→ **TASK OBJECTIVE**
Keep the pictures out and restate every record exactly.

Entries from a visual dataset

--- Start ---

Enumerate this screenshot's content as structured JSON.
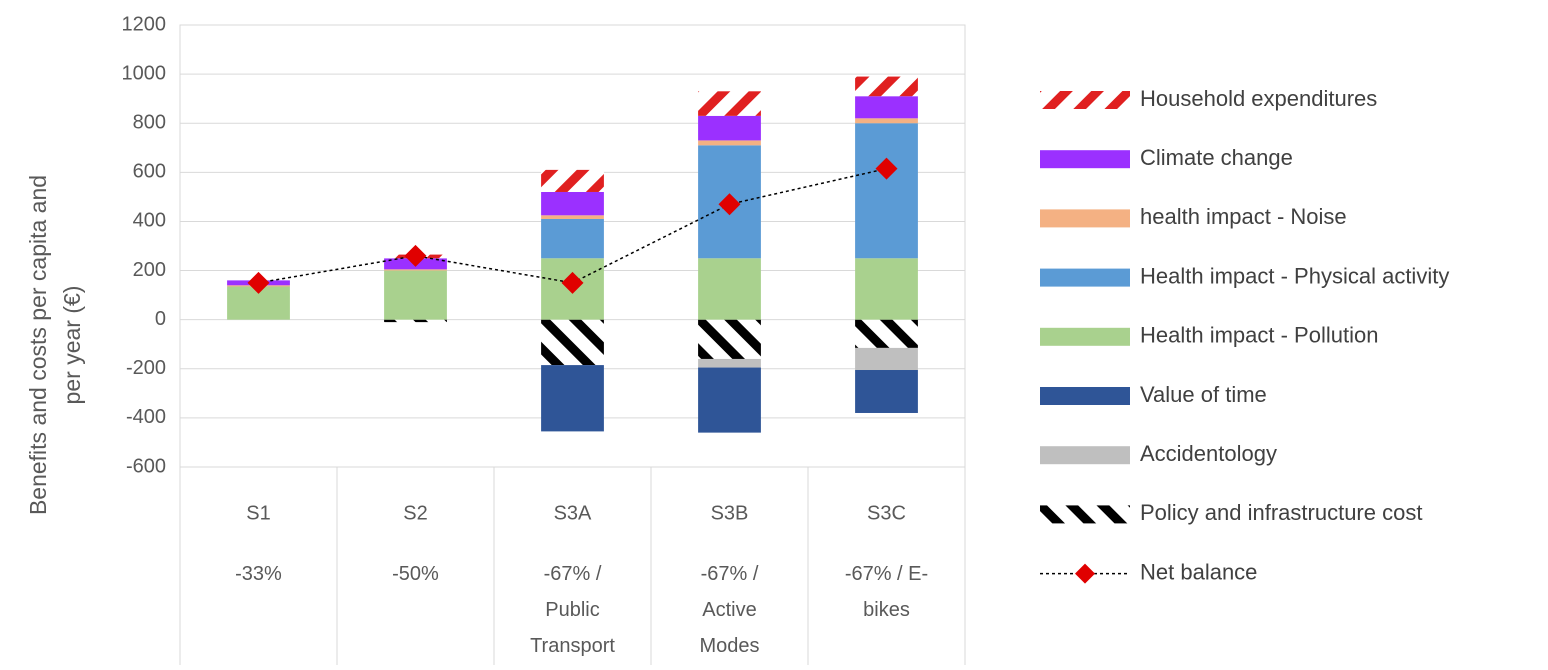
{
  "chart_data": {
    "type": "stacked-bar",
    "y_label": "Benefits and costs per capita and per year (€)",
    "categories": [
      "S1",
      "S2",
      "S3A",
      "S3B",
      "S3C"
    ],
    "category_notes": [
      "-33%",
      "-50%",
      "-67% / Public Transport",
      "-67% / Active Modes",
      "-67% / E-bikes"
    ],
    "ylim": [
      -600,
      1200
    ],
    "yticks": [
      -600,
      -400,
      -200,
      0,
      200,
      400,
      600,
      800,
      1000,
      1200
    ],
    "grid": true,
    "legend": "right",
    "series": [
      {
        "name": "Household expenditures",
        "color": "#e02020",
        "pattern": "backslash",
        "values": [
          0,
          15,
          90,
          100,
          80
        ]
      },
      {
        "name": "Climate change",
        "color": "#9b30ff",
        "values": [
          20,
          45,
          95,
          100,
          90
        ]
      },
      {
        "name": "health impact - Noise",
        "color": "#f4b183",
        "values": [
          5,
          5,
          15,
          20,
          20
        ]
      },
      {
        "name": "Health impact - Physical activity",
        "color": "#5b9bd5",
        "values": [
          0,
          0,
          160,
          460,
          550
        ]
      },
      {
        "name": "Health impact - Pollution",
        "color": "#a9d18e",
        "values": [
          135,
          200,
          250,
          250,
          250
        ]
      },
      {
        "name": "Value of time",
        "color": "#2f5597",
        "values": [
          0,
          0,
          -270,
          -265,
          -175
        ]
      },
      {
        "name": "Accidentology",
        "color": "#bfbfbf",
        "values": [
          0,
          0,
          0,
          -35,
          -90
        ]
      },
      {
        "name": "Policy and infrastructure cost",
        "color": "#000000",
        "pattern": "slash",
        "values": [
          0,
          -10,
          -185,
          -160,
          -115
        ]
      },
      {
        "name": "Net balance",
        "type": "line",
        "color": "#e00000",
        "line_color": "#000000",
        "marker": "diamond",
        "values": [
          150,
          260,
          150,
          470,
          615
        ]
      }
    ]
  }
}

--- End ---

→ **RESPONSE FOR THIS EXERCISE**
Enumerate this screenshot's content as structured JSON.
{
  "chart_data": {
    "type": "stacked-bar",
    "y_label": "Benefits and costs per capita and per year (€)",
    "categories": [
      "S1",
      "S2",
      "S3A",
      "S3B",
      "S3C"
    ],
    "category_notes": [
      "-33%",
      "-50%",
      "-67% / Public Transport",
      "-67% / Active Modes",
      "-67% / E-bikes"
    ],
    "ylim": [
      -600,
      1200
    ],
    "yticks": [
      -600,
      -400,
      -200,
      0,
      200,
      400,
      600,
      800,
      1000,
      1200
    ],
    "grid": true,
    "legend": "right",
    "series": [
      {
        "name": "Household expenditures",
        "color": "#e02020",
        "pattern": "backslash",
        "values": [
          0,
          15,
          90,
          100,
          80
        ]
      },
      {
        "name": "Climate change",
        "color": "#9b30ff",
        "values": [
          20,
          45,
          95,
          100,
          90
        ]
      },
      {
        "name": "health impact - Noise",
        "color": "#f4b183",
        "values": [
          5,
          5,
          15,
          20,
          20
        ]
      },
      {
        "name": "Health impact - Physical activity",
        "color": "#5b9bd5",
        "values": [
          0,
          0,
          160,
          460,
          550
        ]
      },
      {
        "name": "Health impact - Pollution",
        "color": "#a9d18e",
        "values": [
          135,
          200,
          250,
          250,
          250
        ]
      },
      {
        "name": "Value of time",
        "color": "#2f5597",
        "values": [
          0,
          0,
          -270,
          -265,
          -175
        ]
      },
      {
        "name": "Accidentology",
        "color": "#bfbfbf",
        "values": [
          0,
          0,
          0,
          -35,
          -90
        ]
      },
      {
        "name": "Policy and infrastructure cost",
        "color": "#000000",
        "pattern": "slash",
        "values": [
          0,
          -10,
          -185,
          -160,
          -115
        ]
      },
      {
        "name": "Net balance",
        "type": "line",
        "color": "#e00000",
        "line_color": "#000000",
        "marker": "diamond",
        "values": [
          150,
          260,
          150,
          470,
          615
        ]
      }
    ]
  }
}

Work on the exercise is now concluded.